══ Records shown ══

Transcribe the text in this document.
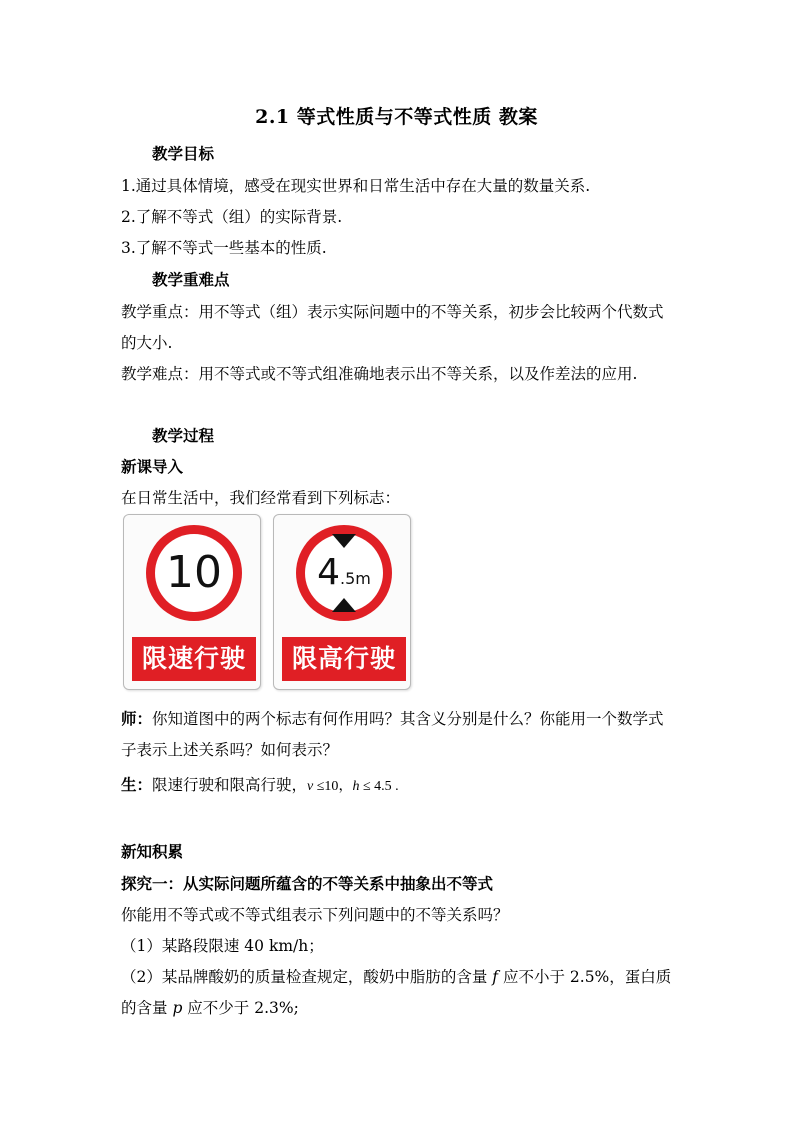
2.1 等式性质与不等式性质 教案
教学目标
1.通过具体情境，感受在现实世界和日常生活中存在大量的数量关系.
2.了解不等式（组）的实际背景.
3.了解不等式一些基本的性质.
教学重难点
教学重点：用不等式（组）表示实际问题中的不等关系，初步会比较两个代数式
的大小.
教学难点：用不等式或不等式组准确地表示出不等关系，以及作差法的应用.
教学过程
新课导入
在日常生活中，我们经常看到下列标志：
10
限速行驶
4.5m
限高行驶
师：你知道图中的两个标志有何作用吗？其含义分别是什么？你能用一个数学式
子表示上述关系吗？如何表示？
生：限速行驶和限高行驶，v ≤10，h ≤ 4.5 .
新知积累
探究一：从实际问题所蕴含的不等关系中抽象出不等式
你能用不等式或不等式组表示下列问题中的不等关系吗？
（1）某路段限速 40 km/h；
（2）某品牌酸奶的质量检查规定，酸奶中脂肪的含量 f 应不小于 2.5%，蛋白质
的含量 p 应不少于 2.3%;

═══

Description of the task |
Your copy should match the entries exactly, minus the pictures.

Worked answer |
Transcribe the text in this document.
2.1 等式性质与不等式性质 教案
教学目标
1.通过具体情境，感受在现实世界和日常生活中存在大量的数量关系.
2.了解不等式（组）的实际背景.
3.了解不等式一些基本的性质.
教学重难点
教学重点：用不等式（组）表示实际问题中的不等关系，初步会比较两个代数式
的大小.
教学难点：用不等式或不等式组准确地表示出不等关系，以及作差法的应用.
教学过程
新课导入
在日常生活中，我们经常看到下列标志：
10
限速行驶
4.5m
限高行驶
师：你知道图中的两个标志有何作用吗？其含义分别是什么？你能用一个数学式
子表示上述关系吗？如何表示？
生：限速行驶和限高行驶，v ≤10，h ≤ 4.5 .
新知积累
探究一：从实际问题所蕴含的不等关系中抽象出不等式
你能用不等式或不等式组表示下列问题中的不等关系吗？
（1）某路段限速 40 km/h；
（2）某品牌酸奶的质量检查规定，酸奶中脂肪的含量 f 应不小于 2.5%，蛋白质
的含量 p 应不少于 2.3%;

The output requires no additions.